▶ _Records shown_

* BEGIN *

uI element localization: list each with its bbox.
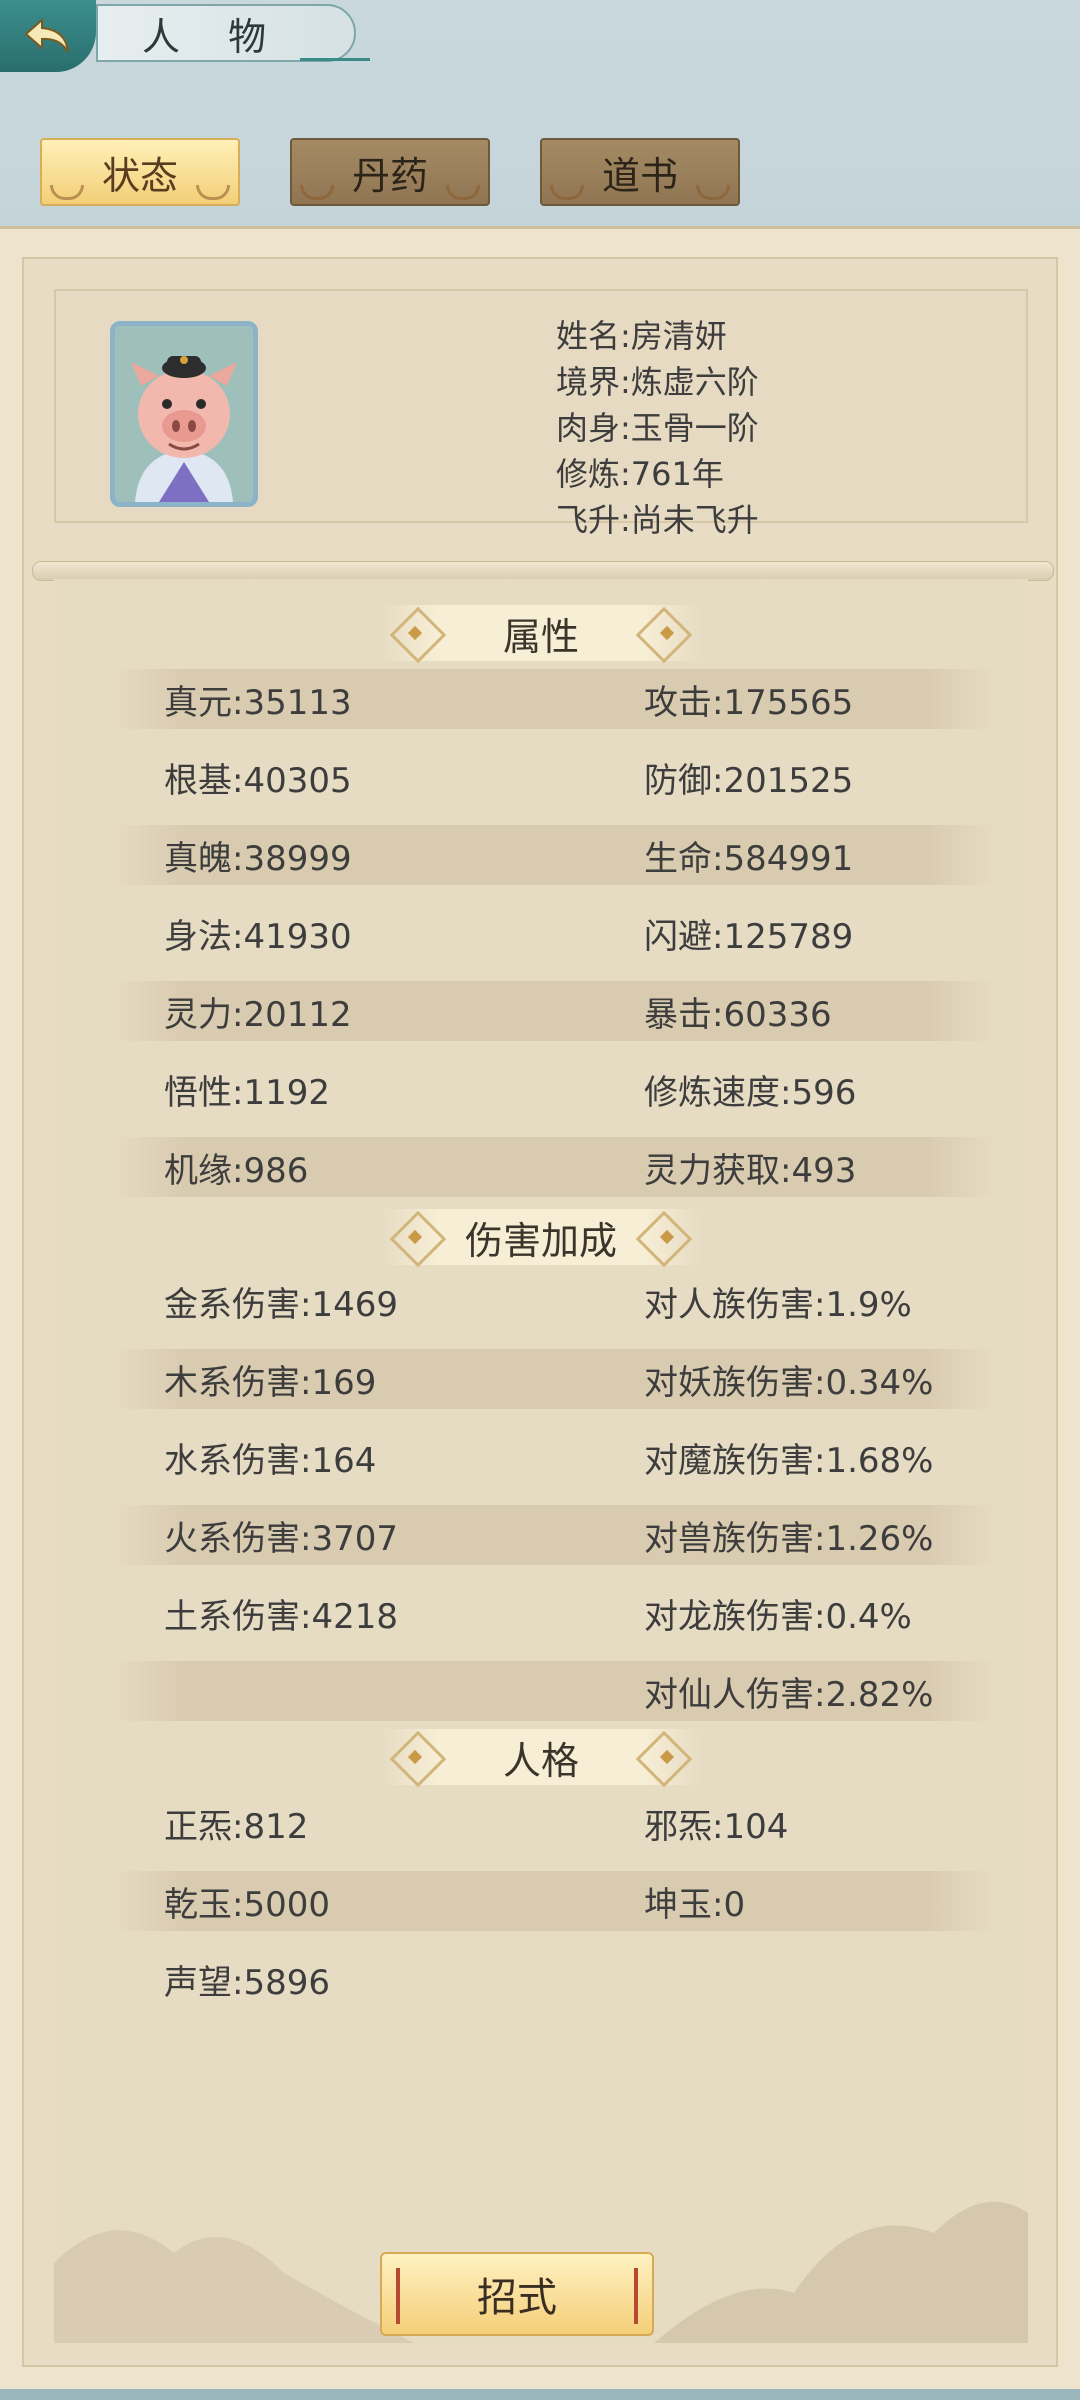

* END *
* BEGIN *

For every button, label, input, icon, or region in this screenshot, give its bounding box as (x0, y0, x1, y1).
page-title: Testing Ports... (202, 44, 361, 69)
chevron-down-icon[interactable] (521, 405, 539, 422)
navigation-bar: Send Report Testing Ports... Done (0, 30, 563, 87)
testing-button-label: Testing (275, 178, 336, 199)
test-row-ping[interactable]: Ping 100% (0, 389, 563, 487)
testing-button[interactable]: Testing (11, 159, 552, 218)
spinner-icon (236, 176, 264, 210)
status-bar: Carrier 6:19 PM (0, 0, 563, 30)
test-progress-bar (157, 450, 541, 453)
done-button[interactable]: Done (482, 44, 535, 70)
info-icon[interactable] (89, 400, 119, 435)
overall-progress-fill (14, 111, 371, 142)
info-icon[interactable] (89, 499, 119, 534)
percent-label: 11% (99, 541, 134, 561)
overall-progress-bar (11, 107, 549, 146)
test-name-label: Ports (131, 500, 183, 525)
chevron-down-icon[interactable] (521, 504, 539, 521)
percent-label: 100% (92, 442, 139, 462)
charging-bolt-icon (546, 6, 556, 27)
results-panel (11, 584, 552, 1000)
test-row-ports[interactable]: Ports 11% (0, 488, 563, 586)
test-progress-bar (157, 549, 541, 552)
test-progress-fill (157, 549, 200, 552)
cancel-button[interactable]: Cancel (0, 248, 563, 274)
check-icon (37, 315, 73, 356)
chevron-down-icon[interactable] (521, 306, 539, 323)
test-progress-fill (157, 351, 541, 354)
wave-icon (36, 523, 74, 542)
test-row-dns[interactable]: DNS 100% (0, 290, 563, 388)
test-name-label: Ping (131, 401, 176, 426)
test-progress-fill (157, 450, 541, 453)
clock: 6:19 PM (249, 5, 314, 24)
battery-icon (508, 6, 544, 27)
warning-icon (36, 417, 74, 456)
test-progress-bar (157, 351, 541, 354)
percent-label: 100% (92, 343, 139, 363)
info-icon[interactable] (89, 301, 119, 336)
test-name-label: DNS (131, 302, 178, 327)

* END *

▶ _Written request_
Starting at the line containing "For every button, label, input, icon, or" and ending at the line containing "testing-button-label: Testing (275, 178, 336, 199)", rewrite only those lines of the listing, renaming "page-title" to "screen-title" and leaving everything else unchanged.

▶ _Reply to the exercise_
For every button, label, input, icon, or region in this screenshot, give its bounding box as (x0, y0, x1, y1).
screen-title: Testing Ports... (202, 44, 361, 69)
chevron-down-icon[interactable] (521, 405, 539, 422)
navigation-bar: Send Report Testing Ports... Done (0, 30, 563, 87)
testing-button-label: Testing (275, 178, 336, 199)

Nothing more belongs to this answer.